- [Records]
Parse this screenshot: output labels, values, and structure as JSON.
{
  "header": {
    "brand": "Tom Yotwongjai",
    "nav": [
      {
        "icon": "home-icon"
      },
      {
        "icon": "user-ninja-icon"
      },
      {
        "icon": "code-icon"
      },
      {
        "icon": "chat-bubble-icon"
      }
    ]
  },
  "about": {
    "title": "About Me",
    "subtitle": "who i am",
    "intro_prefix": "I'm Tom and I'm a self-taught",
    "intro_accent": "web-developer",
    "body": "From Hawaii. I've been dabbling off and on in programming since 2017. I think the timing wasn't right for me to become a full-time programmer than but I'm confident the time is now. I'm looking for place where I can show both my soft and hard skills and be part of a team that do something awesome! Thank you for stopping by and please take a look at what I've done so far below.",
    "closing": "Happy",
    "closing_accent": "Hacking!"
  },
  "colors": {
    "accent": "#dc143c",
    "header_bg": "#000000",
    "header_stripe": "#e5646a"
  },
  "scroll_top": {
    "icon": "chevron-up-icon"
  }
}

==

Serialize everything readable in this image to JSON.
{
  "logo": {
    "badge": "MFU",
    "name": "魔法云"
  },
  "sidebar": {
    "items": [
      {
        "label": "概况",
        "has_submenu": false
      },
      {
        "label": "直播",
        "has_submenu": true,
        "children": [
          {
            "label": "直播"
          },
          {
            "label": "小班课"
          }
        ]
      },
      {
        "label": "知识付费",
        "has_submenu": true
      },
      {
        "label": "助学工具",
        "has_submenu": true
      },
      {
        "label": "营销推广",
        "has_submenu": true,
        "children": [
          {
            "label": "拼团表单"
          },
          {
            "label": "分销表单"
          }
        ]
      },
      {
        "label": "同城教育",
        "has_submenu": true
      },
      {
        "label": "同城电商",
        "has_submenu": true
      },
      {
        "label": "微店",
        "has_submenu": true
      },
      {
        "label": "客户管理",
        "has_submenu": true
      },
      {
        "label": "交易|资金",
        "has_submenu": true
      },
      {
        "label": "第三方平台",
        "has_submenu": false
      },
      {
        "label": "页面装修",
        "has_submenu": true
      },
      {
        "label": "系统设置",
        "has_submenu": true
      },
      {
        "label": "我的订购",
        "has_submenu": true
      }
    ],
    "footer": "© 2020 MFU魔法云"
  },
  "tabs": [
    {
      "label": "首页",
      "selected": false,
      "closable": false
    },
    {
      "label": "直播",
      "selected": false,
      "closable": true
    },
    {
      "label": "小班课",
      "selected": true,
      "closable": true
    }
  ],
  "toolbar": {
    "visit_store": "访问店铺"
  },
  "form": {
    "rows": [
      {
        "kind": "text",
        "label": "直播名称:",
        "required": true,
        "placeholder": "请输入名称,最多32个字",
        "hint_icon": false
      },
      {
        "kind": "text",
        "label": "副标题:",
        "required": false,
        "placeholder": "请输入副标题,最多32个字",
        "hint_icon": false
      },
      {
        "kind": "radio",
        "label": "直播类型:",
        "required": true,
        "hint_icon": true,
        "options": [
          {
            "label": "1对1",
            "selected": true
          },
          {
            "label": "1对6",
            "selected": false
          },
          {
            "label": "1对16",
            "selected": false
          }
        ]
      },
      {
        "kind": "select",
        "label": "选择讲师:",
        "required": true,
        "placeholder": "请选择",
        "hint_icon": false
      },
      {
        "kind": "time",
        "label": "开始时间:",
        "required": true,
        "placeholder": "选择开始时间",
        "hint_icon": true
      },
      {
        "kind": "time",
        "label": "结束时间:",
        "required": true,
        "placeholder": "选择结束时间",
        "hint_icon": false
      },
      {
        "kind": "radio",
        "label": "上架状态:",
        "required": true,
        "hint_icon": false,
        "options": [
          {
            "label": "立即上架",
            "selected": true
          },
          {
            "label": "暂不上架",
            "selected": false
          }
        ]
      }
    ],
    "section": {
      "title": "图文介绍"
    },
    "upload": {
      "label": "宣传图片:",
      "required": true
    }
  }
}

- [Aim of the task] Give the count of lines in the data shown above that contain "placeholder", and nothing else.

- [The result] 5